The task:
All lines in which the word "Vocative" occurs are to be extracted.

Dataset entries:
○ ○ ○ ○ ○ ○ ○

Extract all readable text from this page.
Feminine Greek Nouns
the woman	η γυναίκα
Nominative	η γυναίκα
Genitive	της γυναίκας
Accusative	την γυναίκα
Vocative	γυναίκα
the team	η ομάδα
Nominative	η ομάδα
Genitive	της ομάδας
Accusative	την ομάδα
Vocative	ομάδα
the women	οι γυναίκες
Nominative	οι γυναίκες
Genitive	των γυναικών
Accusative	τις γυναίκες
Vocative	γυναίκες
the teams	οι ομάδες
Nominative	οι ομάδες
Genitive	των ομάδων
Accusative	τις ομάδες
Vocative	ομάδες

○ ○ ○ ○ ○ ○ ○

Response below:
Vocative	γυναίκα
Vocative	ομάδα
Vocative	γυναίκες
Vocative	ομάδες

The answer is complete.